[Excerpt from a dataset]
"""

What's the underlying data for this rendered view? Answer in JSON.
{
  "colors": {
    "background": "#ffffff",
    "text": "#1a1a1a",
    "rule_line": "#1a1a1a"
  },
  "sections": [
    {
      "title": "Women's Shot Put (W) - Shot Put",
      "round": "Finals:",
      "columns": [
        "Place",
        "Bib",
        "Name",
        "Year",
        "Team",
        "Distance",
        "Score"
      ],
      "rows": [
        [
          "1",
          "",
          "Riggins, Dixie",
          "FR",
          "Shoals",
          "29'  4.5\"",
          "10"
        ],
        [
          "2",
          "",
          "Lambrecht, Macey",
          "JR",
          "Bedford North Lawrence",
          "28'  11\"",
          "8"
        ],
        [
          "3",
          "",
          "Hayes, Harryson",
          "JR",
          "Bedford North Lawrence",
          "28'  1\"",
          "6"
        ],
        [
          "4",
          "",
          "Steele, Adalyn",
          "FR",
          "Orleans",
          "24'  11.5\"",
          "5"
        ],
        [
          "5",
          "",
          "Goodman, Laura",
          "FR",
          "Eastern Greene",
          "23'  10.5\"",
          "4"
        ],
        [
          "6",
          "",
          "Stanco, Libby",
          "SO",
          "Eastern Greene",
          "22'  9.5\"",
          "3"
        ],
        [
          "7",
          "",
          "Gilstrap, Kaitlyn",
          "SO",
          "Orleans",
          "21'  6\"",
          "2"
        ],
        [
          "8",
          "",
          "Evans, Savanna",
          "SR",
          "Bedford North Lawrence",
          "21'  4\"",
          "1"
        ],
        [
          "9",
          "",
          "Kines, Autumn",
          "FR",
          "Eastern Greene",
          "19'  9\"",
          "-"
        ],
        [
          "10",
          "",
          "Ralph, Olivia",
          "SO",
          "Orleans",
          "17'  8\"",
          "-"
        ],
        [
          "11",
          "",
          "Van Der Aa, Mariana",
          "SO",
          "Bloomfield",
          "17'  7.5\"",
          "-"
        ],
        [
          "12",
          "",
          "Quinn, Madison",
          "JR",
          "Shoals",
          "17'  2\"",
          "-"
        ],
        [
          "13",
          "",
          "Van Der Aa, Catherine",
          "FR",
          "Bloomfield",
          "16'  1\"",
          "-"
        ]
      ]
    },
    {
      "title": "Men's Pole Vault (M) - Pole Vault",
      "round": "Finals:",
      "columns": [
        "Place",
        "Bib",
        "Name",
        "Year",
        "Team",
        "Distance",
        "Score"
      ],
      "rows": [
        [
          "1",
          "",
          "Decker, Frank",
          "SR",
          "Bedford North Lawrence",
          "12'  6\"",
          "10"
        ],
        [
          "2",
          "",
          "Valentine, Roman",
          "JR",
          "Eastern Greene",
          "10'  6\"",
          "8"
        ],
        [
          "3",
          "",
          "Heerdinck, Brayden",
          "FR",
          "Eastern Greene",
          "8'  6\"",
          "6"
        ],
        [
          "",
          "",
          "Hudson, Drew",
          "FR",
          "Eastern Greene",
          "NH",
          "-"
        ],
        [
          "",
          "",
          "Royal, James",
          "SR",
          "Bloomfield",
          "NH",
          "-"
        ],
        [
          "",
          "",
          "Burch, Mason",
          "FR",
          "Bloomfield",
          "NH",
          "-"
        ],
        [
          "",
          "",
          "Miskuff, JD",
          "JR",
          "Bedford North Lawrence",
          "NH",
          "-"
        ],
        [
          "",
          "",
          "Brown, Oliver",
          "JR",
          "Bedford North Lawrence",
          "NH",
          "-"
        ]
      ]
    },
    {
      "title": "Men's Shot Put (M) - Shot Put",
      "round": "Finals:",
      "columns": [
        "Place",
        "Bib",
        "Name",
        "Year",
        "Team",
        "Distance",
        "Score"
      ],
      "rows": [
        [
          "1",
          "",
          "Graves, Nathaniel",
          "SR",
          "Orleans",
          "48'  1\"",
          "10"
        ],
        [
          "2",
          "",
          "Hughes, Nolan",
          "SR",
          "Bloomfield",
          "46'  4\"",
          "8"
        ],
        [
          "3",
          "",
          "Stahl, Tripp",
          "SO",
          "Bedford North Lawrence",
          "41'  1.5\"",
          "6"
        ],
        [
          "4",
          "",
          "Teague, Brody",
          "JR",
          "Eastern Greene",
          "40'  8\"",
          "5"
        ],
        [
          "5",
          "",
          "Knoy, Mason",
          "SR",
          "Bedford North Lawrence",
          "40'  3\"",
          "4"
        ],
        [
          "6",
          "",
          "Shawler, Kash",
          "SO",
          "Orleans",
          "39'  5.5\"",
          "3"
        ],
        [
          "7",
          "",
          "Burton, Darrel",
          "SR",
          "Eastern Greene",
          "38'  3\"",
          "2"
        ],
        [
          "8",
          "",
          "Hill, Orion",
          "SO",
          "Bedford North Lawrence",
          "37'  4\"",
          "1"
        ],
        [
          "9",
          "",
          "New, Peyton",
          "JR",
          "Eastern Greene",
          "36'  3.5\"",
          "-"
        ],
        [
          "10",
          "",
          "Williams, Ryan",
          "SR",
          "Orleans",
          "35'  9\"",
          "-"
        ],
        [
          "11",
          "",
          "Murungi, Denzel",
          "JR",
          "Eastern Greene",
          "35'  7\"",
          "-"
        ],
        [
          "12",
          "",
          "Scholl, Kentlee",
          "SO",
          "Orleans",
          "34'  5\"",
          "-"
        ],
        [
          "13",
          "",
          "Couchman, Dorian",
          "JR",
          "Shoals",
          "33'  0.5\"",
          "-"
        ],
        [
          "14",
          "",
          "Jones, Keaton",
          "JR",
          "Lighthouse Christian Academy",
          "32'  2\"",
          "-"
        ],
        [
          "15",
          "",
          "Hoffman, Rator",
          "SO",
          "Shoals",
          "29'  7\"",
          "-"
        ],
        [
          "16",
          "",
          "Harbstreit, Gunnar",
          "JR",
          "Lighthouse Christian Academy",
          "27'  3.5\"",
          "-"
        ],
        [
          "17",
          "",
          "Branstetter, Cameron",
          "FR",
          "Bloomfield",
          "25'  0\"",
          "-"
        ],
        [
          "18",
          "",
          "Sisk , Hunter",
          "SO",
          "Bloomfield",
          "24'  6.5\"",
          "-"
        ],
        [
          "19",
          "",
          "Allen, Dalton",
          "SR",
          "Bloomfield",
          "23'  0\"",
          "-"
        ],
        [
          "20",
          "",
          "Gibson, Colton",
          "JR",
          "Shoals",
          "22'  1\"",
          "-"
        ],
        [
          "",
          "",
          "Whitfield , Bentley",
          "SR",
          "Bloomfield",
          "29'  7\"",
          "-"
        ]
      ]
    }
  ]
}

"""

Pull out each line of the entries that contains "title".

      "title": "Women's Shot Put (W) - Shot Put",
      "title": "Men's Pole Vault (M) - Pole Vault",
      "title": "Men's Shot Put (M) - Shot Put",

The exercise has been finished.